→ **Written problem**
For the records below, say how many lines contain the string "title". Give the number only.
>> begin Available records
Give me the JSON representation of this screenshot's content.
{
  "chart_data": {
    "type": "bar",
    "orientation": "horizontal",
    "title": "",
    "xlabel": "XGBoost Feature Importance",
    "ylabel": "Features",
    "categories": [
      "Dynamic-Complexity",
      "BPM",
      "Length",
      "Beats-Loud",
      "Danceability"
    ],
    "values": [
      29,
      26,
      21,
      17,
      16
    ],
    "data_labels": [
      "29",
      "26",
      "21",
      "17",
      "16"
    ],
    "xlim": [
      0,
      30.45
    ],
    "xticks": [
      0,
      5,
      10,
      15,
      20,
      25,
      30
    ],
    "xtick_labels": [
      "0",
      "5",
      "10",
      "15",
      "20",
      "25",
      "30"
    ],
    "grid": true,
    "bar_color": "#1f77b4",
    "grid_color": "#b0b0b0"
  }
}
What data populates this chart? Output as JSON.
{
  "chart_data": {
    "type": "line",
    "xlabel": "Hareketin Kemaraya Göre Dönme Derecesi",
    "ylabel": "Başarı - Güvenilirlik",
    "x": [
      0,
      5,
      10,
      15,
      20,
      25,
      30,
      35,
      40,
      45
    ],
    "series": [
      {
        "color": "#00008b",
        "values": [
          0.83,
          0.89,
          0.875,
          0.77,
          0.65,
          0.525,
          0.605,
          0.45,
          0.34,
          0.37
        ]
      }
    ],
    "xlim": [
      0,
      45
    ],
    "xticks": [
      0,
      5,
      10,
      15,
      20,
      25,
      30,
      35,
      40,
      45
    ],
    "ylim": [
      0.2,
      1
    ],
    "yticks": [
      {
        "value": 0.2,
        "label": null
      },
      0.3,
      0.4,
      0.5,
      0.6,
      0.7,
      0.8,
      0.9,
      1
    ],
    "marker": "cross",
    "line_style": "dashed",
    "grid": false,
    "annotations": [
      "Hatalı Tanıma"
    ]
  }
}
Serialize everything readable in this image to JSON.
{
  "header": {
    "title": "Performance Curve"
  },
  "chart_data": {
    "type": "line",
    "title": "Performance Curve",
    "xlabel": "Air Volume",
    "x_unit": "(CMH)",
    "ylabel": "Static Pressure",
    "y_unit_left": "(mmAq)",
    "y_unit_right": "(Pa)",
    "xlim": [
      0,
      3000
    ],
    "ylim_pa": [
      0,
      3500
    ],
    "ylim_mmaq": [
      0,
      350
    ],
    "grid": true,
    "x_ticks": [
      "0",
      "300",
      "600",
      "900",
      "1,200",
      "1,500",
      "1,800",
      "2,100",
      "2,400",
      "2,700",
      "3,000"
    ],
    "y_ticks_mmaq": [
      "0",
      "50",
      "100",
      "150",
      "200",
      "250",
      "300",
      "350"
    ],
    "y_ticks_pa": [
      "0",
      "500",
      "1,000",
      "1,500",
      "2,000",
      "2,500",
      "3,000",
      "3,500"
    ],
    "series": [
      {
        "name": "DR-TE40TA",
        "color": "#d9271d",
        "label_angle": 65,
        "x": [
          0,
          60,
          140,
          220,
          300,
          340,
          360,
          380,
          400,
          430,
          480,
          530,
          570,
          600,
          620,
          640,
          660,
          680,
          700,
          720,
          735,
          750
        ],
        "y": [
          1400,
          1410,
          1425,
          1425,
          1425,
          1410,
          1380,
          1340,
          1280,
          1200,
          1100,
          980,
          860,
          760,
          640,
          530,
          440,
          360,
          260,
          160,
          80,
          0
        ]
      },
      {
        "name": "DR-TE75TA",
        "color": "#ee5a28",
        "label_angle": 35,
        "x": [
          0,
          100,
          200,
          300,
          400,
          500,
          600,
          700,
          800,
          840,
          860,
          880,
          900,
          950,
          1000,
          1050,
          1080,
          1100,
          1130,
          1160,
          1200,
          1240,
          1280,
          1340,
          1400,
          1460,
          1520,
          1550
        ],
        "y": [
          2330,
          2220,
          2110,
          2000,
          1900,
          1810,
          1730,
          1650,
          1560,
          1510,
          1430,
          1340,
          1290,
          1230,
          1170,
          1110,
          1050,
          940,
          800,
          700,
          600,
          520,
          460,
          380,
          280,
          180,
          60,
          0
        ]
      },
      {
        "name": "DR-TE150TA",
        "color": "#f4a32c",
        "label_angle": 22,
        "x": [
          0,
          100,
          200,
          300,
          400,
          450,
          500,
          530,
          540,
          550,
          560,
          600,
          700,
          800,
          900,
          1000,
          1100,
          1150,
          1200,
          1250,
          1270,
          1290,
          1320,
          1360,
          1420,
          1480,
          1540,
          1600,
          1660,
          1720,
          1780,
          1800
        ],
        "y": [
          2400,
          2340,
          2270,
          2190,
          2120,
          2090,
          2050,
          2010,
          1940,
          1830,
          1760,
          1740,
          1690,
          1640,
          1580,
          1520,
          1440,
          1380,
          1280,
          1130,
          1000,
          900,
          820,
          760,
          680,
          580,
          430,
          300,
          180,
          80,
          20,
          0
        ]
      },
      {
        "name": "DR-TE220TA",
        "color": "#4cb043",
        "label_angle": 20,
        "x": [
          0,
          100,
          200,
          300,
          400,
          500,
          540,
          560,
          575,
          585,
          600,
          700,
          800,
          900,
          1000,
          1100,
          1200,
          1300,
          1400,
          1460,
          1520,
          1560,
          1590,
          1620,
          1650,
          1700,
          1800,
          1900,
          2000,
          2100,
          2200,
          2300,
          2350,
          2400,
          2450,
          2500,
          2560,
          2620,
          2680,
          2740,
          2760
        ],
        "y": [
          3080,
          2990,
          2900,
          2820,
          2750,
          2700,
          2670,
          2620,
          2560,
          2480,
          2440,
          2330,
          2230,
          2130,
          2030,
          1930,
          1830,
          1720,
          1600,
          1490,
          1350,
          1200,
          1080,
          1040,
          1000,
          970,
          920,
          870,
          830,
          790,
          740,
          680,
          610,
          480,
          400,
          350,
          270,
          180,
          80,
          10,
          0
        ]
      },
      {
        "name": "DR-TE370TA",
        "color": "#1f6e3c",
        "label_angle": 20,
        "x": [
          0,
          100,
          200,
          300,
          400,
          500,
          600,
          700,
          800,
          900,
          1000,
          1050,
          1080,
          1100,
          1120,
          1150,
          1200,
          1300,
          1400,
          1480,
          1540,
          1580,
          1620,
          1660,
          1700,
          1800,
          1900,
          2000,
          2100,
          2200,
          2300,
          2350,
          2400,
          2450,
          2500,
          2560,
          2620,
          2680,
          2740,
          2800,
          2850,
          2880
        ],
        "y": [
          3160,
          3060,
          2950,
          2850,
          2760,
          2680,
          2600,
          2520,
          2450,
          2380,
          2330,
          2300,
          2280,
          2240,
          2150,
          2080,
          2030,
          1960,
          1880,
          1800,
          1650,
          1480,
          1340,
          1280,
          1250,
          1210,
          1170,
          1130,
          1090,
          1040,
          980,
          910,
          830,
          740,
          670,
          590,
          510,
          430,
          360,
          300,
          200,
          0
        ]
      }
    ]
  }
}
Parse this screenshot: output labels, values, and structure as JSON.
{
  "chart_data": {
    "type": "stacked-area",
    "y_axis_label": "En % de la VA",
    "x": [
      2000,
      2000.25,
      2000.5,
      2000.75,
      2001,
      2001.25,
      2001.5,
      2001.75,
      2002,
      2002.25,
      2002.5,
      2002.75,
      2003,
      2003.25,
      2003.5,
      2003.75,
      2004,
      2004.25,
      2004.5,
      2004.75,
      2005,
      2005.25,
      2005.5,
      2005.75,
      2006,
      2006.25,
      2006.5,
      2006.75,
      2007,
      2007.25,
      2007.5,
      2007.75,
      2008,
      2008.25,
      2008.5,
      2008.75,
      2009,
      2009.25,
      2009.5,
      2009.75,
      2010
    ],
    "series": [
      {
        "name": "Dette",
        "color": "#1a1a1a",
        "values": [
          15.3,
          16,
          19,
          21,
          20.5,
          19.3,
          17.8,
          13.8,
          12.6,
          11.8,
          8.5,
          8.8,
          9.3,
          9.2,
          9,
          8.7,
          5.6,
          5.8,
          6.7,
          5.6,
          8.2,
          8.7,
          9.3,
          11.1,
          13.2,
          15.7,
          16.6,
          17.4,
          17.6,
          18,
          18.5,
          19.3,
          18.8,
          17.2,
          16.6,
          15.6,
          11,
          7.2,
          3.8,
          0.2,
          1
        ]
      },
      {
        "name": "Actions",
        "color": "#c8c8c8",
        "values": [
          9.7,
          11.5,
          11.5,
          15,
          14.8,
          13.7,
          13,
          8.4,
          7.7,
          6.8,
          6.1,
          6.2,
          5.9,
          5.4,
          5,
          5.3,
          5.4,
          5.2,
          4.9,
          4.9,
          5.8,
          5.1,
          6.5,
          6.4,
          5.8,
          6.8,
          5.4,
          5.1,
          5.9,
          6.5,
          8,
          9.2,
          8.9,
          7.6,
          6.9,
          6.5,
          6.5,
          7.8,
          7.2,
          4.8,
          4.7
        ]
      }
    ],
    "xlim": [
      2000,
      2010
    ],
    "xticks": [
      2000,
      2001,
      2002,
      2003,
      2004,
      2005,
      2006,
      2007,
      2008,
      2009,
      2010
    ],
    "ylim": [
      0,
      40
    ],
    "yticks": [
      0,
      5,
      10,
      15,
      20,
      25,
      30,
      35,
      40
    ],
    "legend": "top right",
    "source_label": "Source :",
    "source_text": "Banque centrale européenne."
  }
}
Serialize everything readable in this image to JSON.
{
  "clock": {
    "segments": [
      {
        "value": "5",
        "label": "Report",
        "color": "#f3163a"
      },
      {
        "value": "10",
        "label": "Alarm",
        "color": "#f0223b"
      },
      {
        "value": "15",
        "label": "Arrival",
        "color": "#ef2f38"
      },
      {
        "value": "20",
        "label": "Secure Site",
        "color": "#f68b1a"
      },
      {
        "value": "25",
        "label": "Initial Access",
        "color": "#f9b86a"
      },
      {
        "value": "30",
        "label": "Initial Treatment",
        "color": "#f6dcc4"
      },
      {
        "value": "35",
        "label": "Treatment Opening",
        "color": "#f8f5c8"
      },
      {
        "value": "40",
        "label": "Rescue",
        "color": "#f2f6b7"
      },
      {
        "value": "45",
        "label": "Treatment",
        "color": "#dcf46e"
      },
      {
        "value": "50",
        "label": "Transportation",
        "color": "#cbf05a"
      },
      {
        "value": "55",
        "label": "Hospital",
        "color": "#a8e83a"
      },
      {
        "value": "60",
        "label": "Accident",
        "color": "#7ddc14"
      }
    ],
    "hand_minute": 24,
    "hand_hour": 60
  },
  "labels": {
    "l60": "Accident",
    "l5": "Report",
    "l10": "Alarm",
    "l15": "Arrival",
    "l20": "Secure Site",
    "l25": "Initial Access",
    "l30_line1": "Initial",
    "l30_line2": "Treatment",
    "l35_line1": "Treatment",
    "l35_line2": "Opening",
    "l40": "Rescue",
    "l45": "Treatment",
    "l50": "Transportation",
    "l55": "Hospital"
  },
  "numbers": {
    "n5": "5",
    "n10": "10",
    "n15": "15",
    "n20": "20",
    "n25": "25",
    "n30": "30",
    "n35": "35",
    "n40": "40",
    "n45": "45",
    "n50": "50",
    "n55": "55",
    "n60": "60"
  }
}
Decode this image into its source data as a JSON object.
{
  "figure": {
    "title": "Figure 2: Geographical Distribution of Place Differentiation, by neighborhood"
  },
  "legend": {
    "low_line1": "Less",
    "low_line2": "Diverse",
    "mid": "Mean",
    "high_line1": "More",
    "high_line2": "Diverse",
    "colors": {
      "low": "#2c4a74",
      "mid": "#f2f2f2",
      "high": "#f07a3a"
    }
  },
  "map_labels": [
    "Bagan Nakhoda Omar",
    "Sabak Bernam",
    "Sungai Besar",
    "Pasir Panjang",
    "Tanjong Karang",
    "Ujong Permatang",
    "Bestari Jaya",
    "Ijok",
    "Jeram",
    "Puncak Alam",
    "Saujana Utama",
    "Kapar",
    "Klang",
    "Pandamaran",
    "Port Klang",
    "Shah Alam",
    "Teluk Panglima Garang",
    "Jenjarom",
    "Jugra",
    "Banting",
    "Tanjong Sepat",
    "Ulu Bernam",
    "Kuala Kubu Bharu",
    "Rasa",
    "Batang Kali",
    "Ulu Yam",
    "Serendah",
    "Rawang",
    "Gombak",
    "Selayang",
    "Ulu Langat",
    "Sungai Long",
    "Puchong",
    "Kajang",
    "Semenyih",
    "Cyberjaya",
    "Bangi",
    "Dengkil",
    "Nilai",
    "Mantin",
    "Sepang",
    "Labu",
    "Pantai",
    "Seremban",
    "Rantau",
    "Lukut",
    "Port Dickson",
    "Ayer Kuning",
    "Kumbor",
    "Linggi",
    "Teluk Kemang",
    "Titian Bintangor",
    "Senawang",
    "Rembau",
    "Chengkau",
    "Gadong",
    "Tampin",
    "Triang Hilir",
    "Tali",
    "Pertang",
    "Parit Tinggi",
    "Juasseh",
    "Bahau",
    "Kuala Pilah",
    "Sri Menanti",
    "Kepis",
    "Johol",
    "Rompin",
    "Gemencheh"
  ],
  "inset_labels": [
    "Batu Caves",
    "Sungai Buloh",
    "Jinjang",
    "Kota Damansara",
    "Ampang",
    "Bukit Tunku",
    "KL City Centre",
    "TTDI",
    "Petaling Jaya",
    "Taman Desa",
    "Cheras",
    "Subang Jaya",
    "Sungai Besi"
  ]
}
>> end Available records
→ **Exercise result**
4